Repeat the whole listing exactly as written.
-- Given records start --
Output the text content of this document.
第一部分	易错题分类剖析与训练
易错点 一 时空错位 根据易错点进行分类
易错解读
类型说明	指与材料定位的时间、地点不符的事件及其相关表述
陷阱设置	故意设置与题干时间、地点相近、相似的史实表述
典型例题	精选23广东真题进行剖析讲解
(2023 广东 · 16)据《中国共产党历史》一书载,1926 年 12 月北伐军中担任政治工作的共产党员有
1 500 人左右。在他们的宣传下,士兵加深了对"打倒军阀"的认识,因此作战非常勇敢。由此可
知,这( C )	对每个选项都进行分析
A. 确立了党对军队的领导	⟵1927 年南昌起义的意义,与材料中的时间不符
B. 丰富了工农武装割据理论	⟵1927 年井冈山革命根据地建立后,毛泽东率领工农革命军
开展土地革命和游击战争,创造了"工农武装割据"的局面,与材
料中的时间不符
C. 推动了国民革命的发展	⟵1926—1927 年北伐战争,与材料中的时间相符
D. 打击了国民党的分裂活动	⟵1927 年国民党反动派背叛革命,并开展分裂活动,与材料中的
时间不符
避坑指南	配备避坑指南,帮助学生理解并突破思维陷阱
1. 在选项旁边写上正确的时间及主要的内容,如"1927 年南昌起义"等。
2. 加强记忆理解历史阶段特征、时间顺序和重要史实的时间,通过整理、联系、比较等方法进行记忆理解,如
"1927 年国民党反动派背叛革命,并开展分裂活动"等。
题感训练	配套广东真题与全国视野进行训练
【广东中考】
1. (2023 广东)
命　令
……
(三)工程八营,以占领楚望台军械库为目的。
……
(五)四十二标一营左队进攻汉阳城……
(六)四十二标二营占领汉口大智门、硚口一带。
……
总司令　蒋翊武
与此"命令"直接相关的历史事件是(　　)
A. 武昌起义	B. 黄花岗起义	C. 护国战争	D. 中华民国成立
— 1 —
-- Given records end --
# Solution for this problem:
Output the text content of this document.
第一部分	易错题分类剖析与训练
易错点 一 时空错位 根据易错点进行分类
易错解读
类型说明	指与材料定位的时间、地点不符的事件及其相关表述
陷阱设置	故意设置与题干时间、地点相近、相似的史实表述
典型例题	精选23广东真题进行剖析讲解
(2023 广东 · 16)据《中国共产党历史》一书载,1926 年 12 月北伐军中担任政治工作的共产党员有
1 500 人左右。在他们的宣传下,士兵加深了对"打倒军阀"的认识,因此作战非常勇敢。由此可
知,这( C )	对每个选项都进行分析
A. 确立了党对军队的领导	⟵1927 年南昌起义的意义,与材料中的时间不符
B. 丰富了工农武装割据理论	⟵1927 年井冈山革命根据地建立后,毛泽东率领工农革命军
开展土地革命和游击战争,创造了"工农武装割据"的局面,与材
料中的时间不符
C. 推动了国民革命的发展	⟵1926—1927 年北伐战争,与材料中的时间相符
D. 打击了国民党的分裂活动	⟵1927 年国民党反动派背叛革命,并开展分裂活动,与材料中的
时间不符
避坑指南	配备避坑指南,帮助学生理解并突破思维陷阱
1. 在选项旁边写上正确的时间及主要的内容,如"1927 年南昌起义"等。
2. 加强记忆理解历史阶段特征、时间顺序和重要史实的时间,通过整理、联系、比较等方法进行记忆理解,如
"1927 年国民党反动派背叛革命,并开展分裂活动"等。
题感训练	配套广东真题与全国视野进行训练
【广东中考】
1. (2023 广东)
命　令
……
(三)工程八营,以占领楚望台军械库为目的。
……
(五)四十二标一营左队进攻汉阳城……
(六)四十二标二营占领汉口大智门、硚口一带。
……
总司令　蒋翊武
与此"命令"直接相关的历史事件是(　　)
A. 武昌起义	B. 黄花岗起义	C. 护国战争	D. 中华民国成立
— 1 —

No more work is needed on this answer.